▸ PROBLEM DETAILS: Your task is to locate every line holding the string "date" and to copy each of them.

▸ SUPPLIED MATERIAL:
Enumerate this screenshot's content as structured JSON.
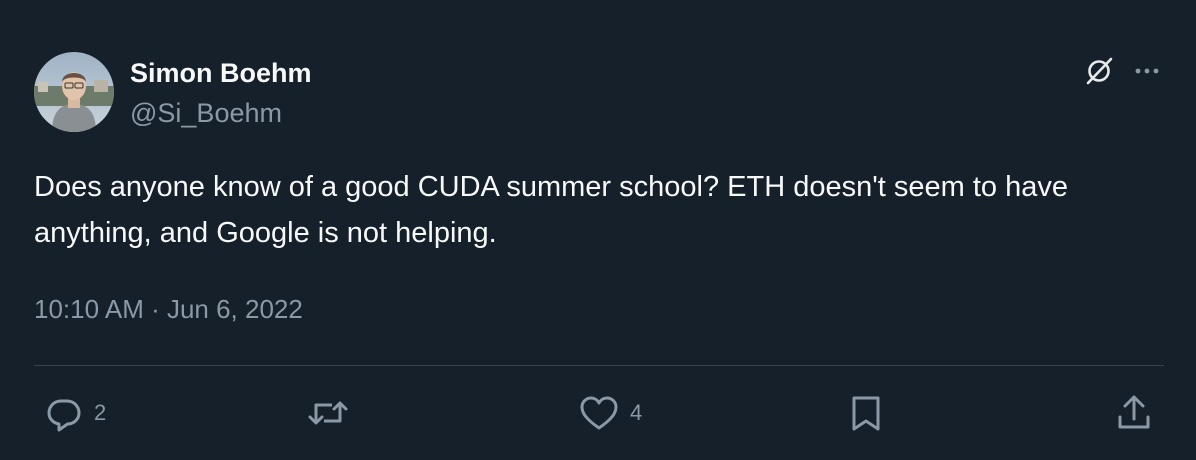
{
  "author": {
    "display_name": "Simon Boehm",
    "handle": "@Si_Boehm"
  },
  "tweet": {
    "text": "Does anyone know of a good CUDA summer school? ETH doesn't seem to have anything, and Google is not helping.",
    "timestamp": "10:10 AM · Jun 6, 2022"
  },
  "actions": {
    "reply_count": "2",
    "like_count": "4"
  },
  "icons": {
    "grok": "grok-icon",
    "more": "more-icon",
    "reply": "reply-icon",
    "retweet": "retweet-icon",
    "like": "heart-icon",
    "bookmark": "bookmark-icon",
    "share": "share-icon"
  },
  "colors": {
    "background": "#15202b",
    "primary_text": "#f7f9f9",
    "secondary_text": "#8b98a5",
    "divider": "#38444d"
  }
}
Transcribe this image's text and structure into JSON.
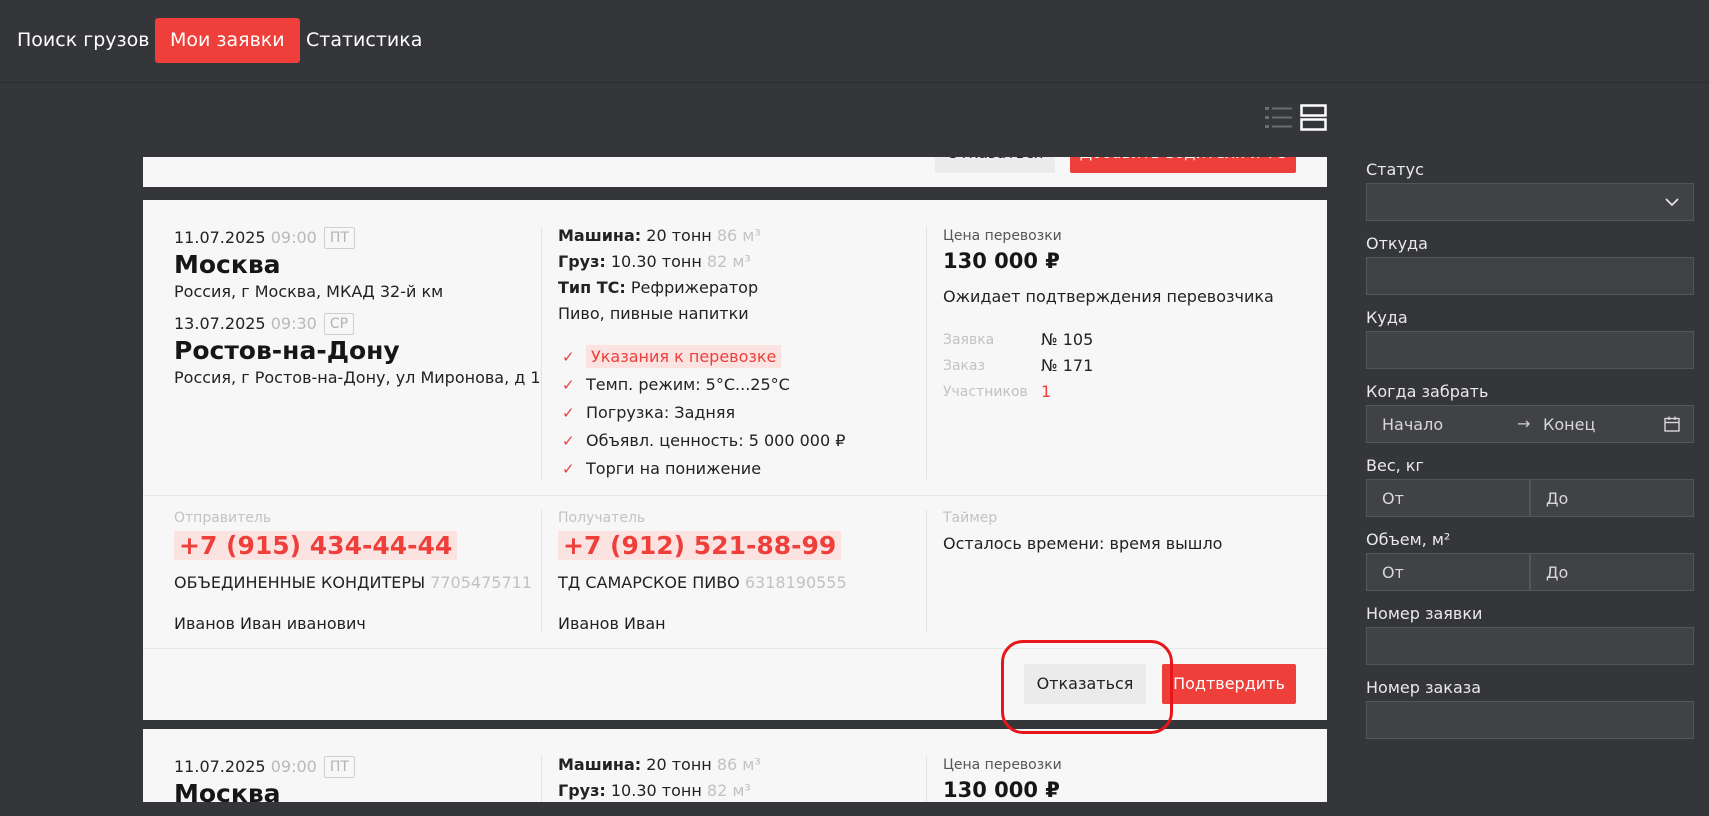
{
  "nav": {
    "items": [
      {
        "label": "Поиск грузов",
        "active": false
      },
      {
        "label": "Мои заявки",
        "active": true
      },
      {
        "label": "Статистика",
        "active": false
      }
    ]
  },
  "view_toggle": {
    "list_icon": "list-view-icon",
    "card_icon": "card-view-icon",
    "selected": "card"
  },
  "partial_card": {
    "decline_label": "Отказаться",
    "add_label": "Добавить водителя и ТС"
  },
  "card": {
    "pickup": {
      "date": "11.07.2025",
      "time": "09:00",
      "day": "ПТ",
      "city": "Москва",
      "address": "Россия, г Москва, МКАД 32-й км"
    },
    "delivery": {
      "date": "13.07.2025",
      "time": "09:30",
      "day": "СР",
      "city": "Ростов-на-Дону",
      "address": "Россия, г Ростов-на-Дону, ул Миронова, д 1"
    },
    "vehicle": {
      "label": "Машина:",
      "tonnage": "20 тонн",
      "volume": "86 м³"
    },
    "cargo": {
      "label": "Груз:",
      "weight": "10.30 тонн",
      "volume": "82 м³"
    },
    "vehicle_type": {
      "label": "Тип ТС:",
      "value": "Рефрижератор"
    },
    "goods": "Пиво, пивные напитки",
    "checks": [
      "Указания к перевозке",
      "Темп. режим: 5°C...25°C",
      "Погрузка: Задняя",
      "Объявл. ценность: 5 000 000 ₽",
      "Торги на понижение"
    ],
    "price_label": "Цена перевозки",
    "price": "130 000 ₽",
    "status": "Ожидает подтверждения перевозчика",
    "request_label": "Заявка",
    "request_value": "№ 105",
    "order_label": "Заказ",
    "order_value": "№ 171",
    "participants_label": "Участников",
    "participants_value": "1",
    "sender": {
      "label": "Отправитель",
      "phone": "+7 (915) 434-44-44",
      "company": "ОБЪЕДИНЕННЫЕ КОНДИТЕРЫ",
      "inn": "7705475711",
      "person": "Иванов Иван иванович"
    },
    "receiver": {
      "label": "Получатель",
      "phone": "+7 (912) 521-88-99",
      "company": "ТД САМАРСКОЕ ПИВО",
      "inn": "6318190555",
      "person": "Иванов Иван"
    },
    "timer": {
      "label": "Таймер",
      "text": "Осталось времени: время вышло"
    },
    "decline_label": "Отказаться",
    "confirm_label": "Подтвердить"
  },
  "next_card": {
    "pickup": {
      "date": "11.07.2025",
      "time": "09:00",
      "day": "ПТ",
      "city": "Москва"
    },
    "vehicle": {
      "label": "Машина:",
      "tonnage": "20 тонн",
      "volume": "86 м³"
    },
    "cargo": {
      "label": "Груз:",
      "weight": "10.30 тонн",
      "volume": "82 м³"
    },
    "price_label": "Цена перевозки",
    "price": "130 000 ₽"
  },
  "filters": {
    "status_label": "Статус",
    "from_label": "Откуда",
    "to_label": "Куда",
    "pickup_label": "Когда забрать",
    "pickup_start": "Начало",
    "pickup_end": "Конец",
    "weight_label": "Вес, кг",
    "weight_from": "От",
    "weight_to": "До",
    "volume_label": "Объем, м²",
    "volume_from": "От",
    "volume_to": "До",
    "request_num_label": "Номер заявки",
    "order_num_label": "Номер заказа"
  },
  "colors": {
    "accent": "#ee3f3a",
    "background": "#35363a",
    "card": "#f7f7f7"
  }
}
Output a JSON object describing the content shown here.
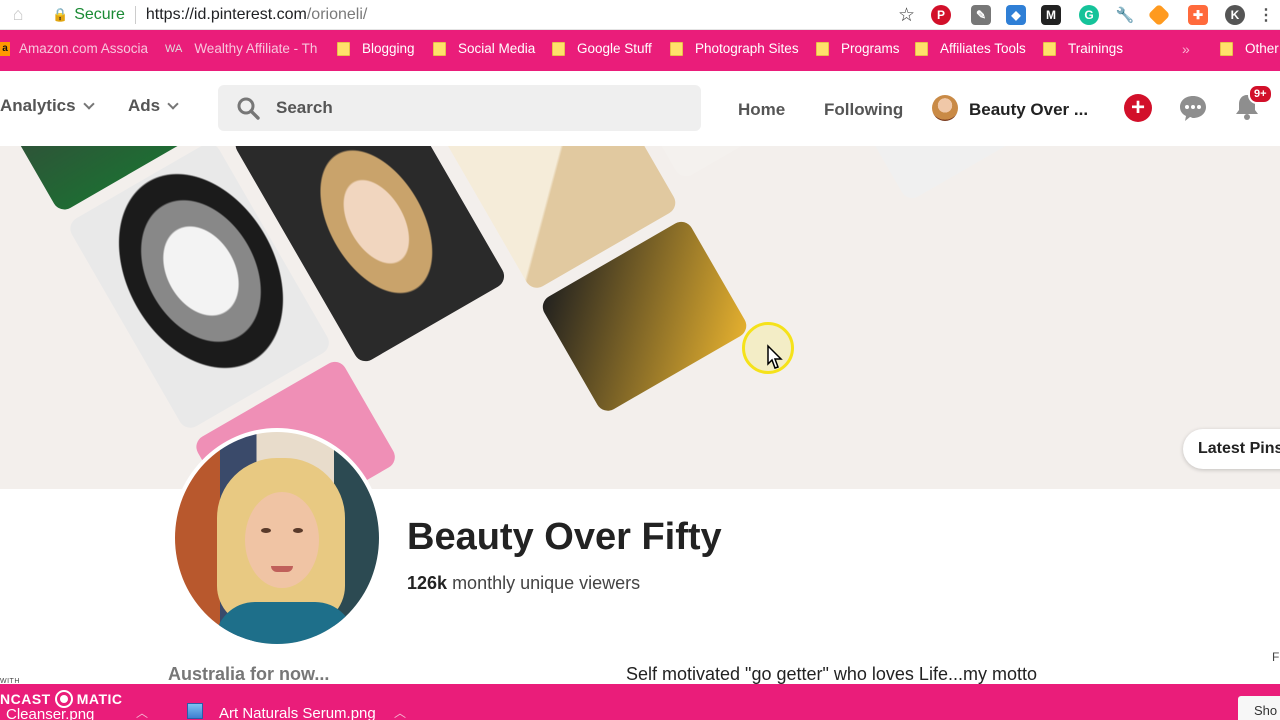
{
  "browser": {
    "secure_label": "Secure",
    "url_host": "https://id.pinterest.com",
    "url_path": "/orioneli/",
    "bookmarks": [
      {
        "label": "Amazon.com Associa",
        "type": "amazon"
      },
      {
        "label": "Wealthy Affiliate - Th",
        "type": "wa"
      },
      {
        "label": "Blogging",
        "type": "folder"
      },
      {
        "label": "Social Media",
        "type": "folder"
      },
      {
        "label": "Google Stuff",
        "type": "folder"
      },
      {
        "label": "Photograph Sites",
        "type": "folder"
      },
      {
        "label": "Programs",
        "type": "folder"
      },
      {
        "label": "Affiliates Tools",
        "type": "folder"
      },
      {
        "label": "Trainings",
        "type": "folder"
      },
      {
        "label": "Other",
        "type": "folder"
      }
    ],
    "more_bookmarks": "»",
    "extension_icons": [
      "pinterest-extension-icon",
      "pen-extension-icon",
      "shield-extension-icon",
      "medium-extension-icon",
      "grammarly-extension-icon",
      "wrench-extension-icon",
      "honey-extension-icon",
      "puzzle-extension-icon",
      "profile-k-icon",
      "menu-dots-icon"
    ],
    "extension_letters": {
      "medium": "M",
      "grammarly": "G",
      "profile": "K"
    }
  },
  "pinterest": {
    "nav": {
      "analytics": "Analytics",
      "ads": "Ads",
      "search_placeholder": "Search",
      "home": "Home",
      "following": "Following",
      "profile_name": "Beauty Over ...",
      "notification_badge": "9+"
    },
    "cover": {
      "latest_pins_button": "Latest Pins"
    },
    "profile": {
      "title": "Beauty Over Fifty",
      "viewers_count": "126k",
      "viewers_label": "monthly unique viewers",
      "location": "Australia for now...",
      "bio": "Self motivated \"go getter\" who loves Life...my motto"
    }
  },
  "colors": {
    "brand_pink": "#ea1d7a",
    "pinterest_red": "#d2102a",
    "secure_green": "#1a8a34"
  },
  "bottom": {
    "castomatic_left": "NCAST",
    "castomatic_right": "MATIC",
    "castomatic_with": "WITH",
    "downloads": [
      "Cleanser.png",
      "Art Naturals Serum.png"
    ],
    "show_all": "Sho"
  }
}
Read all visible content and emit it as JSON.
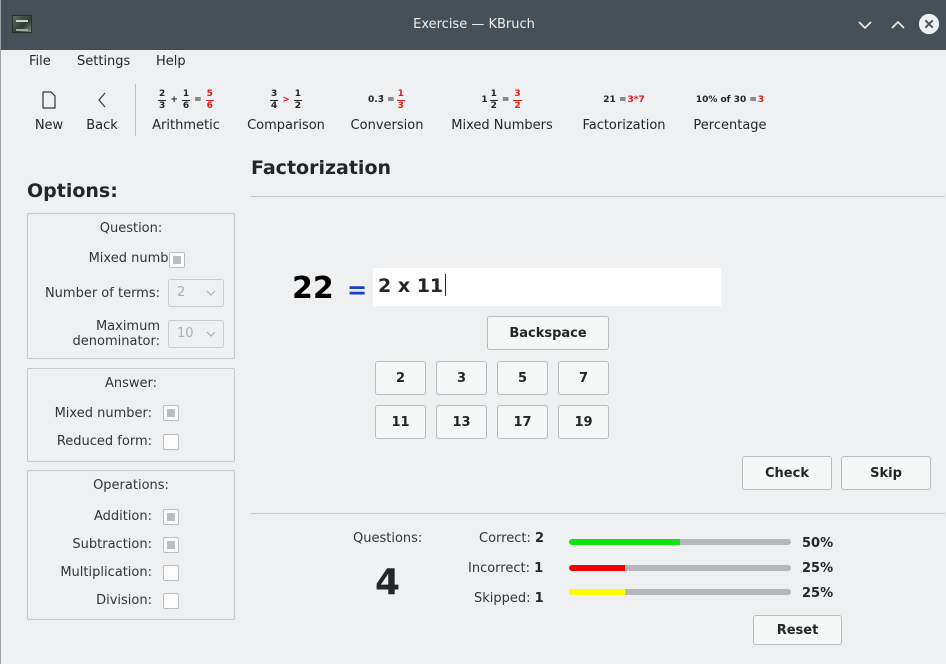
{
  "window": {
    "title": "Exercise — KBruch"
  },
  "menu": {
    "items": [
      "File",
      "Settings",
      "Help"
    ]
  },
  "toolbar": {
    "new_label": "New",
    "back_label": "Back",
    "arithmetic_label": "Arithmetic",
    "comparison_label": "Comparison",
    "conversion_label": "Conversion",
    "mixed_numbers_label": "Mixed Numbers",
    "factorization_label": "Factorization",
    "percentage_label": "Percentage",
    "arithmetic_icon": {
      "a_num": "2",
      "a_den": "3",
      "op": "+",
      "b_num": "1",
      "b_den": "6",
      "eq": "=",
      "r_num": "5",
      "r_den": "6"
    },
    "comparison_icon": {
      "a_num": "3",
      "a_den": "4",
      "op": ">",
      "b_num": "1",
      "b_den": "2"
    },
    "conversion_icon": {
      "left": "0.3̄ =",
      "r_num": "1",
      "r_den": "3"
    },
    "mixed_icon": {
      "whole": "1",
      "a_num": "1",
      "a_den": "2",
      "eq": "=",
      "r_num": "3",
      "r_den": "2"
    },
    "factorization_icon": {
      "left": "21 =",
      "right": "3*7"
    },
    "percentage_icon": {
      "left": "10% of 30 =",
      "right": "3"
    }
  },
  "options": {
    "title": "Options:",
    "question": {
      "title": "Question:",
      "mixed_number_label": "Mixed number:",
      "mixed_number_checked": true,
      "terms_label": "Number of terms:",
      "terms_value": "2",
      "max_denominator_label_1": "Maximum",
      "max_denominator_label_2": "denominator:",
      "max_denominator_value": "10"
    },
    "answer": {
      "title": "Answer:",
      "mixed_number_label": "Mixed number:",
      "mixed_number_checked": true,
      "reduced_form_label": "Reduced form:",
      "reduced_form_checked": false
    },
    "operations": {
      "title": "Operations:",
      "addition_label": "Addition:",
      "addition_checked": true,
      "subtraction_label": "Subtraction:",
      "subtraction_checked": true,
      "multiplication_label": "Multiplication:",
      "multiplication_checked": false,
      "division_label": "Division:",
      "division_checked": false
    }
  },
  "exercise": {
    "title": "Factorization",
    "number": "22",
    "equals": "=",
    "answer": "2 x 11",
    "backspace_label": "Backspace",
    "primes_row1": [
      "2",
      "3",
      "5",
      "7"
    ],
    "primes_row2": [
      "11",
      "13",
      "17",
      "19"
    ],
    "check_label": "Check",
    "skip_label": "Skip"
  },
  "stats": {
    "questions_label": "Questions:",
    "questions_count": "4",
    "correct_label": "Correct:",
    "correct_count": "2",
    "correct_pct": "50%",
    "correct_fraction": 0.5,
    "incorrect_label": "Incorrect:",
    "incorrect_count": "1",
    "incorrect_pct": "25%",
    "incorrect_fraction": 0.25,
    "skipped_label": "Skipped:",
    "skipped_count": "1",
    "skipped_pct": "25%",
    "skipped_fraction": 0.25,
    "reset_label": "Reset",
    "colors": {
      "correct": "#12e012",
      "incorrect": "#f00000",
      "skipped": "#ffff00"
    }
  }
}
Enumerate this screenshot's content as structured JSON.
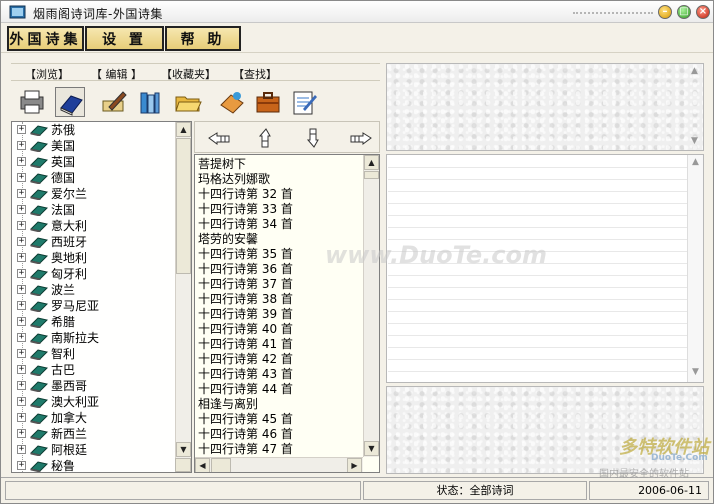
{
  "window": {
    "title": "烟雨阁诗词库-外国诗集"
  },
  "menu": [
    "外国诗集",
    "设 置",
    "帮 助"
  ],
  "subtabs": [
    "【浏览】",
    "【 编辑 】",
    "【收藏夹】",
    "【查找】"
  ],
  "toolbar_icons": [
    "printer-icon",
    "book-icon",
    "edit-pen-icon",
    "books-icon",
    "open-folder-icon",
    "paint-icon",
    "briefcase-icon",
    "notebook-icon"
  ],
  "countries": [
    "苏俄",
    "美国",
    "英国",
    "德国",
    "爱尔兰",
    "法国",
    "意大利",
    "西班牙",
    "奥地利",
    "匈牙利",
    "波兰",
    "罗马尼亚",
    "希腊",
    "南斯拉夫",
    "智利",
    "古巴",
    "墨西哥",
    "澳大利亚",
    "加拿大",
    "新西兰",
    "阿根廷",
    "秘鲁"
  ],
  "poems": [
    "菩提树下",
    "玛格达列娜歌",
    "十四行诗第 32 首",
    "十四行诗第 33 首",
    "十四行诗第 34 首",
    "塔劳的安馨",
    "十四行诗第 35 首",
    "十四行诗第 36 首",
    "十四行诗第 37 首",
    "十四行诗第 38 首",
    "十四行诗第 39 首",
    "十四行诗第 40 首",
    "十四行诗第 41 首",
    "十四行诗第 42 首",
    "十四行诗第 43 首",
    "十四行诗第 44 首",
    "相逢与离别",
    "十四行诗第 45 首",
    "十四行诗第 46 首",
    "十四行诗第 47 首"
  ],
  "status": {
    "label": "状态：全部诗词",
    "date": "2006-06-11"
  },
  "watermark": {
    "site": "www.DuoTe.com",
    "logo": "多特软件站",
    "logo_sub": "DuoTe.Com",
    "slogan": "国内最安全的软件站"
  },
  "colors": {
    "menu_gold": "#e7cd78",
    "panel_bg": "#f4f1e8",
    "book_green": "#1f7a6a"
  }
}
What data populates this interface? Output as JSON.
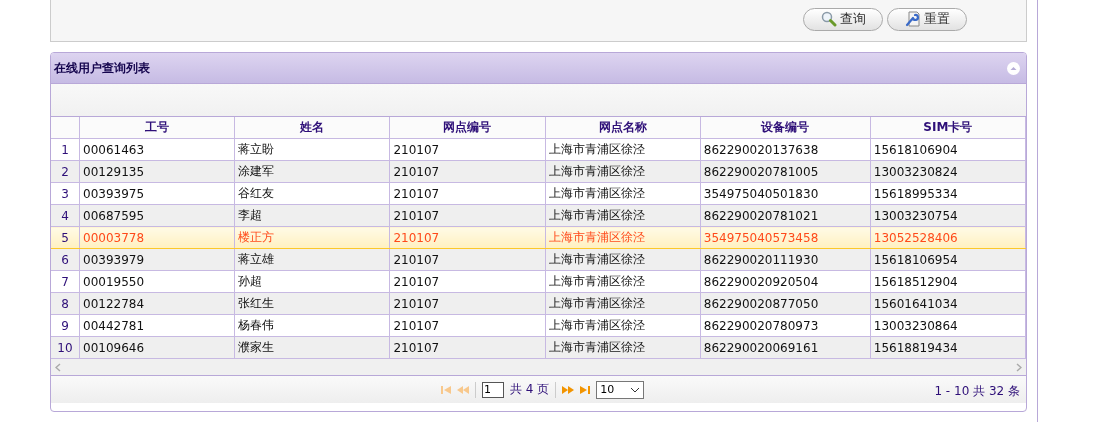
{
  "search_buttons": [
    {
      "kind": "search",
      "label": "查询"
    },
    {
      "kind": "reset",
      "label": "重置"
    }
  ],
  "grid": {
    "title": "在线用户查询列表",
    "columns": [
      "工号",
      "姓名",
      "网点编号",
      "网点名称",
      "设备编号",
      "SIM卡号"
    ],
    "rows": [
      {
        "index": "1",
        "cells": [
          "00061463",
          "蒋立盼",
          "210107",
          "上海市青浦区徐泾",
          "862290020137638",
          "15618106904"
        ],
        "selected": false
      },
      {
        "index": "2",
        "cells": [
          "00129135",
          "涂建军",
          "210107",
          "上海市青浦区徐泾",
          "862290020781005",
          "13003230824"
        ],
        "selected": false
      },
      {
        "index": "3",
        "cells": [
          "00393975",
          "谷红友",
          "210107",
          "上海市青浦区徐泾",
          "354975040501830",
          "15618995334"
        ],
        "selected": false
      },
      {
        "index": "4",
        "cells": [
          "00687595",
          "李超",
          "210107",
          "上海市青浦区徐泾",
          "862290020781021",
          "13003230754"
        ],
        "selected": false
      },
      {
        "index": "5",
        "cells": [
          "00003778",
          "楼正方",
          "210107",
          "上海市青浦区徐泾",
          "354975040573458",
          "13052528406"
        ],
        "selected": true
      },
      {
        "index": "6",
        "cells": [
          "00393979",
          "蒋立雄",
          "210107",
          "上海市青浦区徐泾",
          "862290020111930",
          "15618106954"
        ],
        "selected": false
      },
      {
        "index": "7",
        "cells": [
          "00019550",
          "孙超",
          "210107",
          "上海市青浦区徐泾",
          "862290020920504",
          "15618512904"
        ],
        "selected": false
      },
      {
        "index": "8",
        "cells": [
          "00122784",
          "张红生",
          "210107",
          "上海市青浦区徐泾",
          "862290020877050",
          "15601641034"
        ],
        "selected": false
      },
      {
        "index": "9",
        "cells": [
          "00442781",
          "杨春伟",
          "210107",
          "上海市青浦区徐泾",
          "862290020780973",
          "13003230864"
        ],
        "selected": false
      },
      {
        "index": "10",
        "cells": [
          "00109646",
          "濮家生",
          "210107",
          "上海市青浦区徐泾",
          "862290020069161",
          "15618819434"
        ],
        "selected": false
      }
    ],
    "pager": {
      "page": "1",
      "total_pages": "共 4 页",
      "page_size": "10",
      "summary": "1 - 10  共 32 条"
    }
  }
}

▸ SOLUTION:
      "date": "11.07.2025",
      "date": "13.07.2025",
      "date": "11.07.2025",
    "date": "2006-06-11"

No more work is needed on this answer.